Figure record extracts:
####
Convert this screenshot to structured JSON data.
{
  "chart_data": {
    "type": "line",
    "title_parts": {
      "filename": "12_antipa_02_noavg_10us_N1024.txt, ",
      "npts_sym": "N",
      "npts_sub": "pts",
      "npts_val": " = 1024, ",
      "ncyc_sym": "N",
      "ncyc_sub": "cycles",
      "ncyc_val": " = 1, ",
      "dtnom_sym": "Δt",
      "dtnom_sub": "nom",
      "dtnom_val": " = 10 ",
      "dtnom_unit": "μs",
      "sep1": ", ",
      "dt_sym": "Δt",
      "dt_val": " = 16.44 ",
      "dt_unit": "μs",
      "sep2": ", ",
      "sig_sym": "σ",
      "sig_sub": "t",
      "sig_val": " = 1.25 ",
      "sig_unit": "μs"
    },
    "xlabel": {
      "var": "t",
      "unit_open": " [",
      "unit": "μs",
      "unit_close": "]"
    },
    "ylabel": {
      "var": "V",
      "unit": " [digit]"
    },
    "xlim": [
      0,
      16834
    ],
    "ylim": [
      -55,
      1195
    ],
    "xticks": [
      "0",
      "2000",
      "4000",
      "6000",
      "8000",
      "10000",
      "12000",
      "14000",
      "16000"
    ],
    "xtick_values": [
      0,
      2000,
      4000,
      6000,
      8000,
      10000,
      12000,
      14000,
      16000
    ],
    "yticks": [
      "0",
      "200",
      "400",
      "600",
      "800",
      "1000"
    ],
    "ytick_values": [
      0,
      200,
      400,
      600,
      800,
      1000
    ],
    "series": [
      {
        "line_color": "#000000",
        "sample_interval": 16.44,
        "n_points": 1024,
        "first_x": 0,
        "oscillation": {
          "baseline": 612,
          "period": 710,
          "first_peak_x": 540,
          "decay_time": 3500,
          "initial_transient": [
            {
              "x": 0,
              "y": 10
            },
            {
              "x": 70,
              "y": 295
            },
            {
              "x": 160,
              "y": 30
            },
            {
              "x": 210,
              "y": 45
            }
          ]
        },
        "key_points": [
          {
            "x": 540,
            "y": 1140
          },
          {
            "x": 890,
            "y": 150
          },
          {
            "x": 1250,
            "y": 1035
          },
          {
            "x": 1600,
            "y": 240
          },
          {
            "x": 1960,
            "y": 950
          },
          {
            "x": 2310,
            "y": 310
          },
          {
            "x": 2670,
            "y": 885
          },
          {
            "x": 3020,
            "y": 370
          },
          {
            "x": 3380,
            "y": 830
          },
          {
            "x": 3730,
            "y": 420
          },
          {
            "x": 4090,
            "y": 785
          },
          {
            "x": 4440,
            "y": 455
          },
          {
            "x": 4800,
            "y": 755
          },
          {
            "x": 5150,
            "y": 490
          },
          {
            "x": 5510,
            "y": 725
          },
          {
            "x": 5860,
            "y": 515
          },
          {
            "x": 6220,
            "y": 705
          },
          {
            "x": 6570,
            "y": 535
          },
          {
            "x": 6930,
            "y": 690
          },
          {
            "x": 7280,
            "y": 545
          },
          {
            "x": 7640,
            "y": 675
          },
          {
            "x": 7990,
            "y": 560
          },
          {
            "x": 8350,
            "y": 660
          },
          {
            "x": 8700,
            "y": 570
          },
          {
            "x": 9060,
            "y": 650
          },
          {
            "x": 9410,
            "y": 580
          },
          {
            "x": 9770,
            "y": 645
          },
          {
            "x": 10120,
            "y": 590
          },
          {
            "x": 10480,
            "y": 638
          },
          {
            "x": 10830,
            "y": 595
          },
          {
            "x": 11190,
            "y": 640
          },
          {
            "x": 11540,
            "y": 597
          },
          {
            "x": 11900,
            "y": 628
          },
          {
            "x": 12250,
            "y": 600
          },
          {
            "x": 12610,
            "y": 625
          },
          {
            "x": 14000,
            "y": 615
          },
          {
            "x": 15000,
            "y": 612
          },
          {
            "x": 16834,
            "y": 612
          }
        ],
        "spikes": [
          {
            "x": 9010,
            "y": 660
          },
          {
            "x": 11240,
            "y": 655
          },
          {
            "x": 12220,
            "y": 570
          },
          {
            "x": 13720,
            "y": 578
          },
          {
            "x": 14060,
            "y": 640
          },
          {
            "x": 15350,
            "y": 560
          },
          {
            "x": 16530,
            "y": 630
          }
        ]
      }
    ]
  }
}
####
WRITTEN PROBLEM → Transcribe each entry precisely, missing none.

EXPECTED ANSWER →
Convert this screenshot to structured JSON data.
{
  "chart_data": {
    "type": "line",
    "title_parts": {
      "filename": "12_antipa_02_noavg_10us_N1024.txt, ",
      "npts_sym": "N",
      "npts_sub": "pts",
      "npts_val": " = 1024, ",
      "ncyc_sym": "N",
      "ncyc_sub": "cycles",
      "ncyc_val": " = 1, ",
      "dtnom_sym": "Δt",
      "dtnom_sub": "nom",
      "dtnom_val": " = 10 ",
      "dtnom_unit": "μs",
      "sep1": ", ",
      "dt_sym": "Δt",
      "dt_val": " = 16.44 ",
      "dt_unit": "μs",
      "sep2": ", ",
      "sig_sym": "σ",
      "sig_sub": "t",
      "sig_val": " = 1.25 ",
      "sig_unit": "μs"
    },
    "xlabel": {
      "var": "t",
      "unit_open": " [",
      "unit": "μs",
      "unit_close": "]"
    },
    "ylabel": {
      "var": "V",
      "unit": " [digit]"
    },
    "xlim": [
      0,
      16834
    ],
    "ylim": [
      -55,
      1195
    ],
    "xticks": [
      "0",
      "2000",
      "4000",
      "6000",
      "8000",
      "10000",
      "12000",
      "14000",
      "16000"
    ],
    "xtick_values": [
      0,
      2000,
      4000,
      6000,
      8000,
      10000,
      12000,
      14000,
      16000
    ],
    "yticks": [
      "0",
      "200",
      "400",
      "600",
      "800",
      "1000"
    ],
    "ytick_values": [
      0,
      200,
      400,
      600,
      800,
      1000
    ],
    "series": [
      {
        "line_color": "#000000",
        "sample_interval": 16.44,
        "n_points": 1024,
        "first_x": 0,
        "oscillation": {
          "baseline": 612,
          "period": 710,
          "first_peak_x": 540,
          "decay_time": 3500,
          "initial_transient": [
            {
              "x": 0,
              "y": 10
            },
            {
              "x": 70,
              "y": 295
            },
            {
              "x": 160,
              "y": 30
            },
            {
              "x": 210,
              "y": 45
            }
          ]
        },
        "key_points": [
          {
            "x": 540,
            "y": 1140
          },
          {
            "x": 890,
            "y": 150
          },
          {
            "x": 1250,
            "y": 1035
          },
          {
            "x": 1600,
            "y": 240
          },
          {
            "x": 1960,
            "y": 950
          },
          {
            "x": 2310,
            "y": 310
          },
          {
            "x": 2670,
            "y": 885
          },
          {
            "x": 3020,
            "y": 370
          },
          {
            "x": 3380,
            "y": 830
          },
          {
            "x": 3730,
            "y": 420
          },
          {
            "x": 4090,
            "y": 785
          },
          {
            "x": 4440,
            "y": 455
          },
          {
            "x": 4800,
            "y": 755
          },
          {
            "x": 5150,
            "y": 490
          },
          {
            "x": 5510,
            "y": 725
          },
          {
            "x": 5860,
            "y": 515
          },
          {
            "x": 6220,
            "y": 705
          },
          {
            "x": 6570,
            "y": 535
          },
          {
            "x": 6930,
            "y": 690
          },
          {
            "x": 7280,
            "y": 545
          },
          {
            "x": 7640,
            "y": 675
          },
          {
            "x": 7990,
            "y": 560
          },
          {
            "x": 8350,
            "y": 660
          },
          {
            "x": 8700,
            "y": 570
          },
          {
            "x": 9060,
            "y": 650
          },
          {
            "x": 9410,
            "y": 580
          },
          {
            "x": 9770,
            "y": 645
          },
          {
            "x": 10120,
            "y": 590
          },
          {
            "x": 10480,
            "y": 638
          },
          {
            "x": 10830,
            "y": 595
          },
          {
            "x": 11190,
            "y": 640
          },
          {
            "x": 11540,
            "y": 597
          },
          {
            "x": 11900,
            "y": 628
          },
          {
            "x": 12250,
            "y": 600
          },
          {
            "x": 12610,
            "y": 625
          },
          {
            "x": 14000,
            "y": 615
          },
          {
            "x": 15000,
            "y": 612
          },
          {
            "x": 16834,
            "y": 612
          }
        ],
        "spikes": [
          {
            "x": 9010,
            "y": 660
          },
          {
            "x": 11240,
            "y": 655
          },
          {
            "x": 12220,
            "y": 570
          },
          {
            "x": 13720,
            "y": 578
          },
          {
            "x": 14060,
            "y": 640
          },
          {
            "x": 15350,
            "y": 560
          },
          {
            "x": 16530,
            "y": 630
          }
        ]
      }
    ]
  }
}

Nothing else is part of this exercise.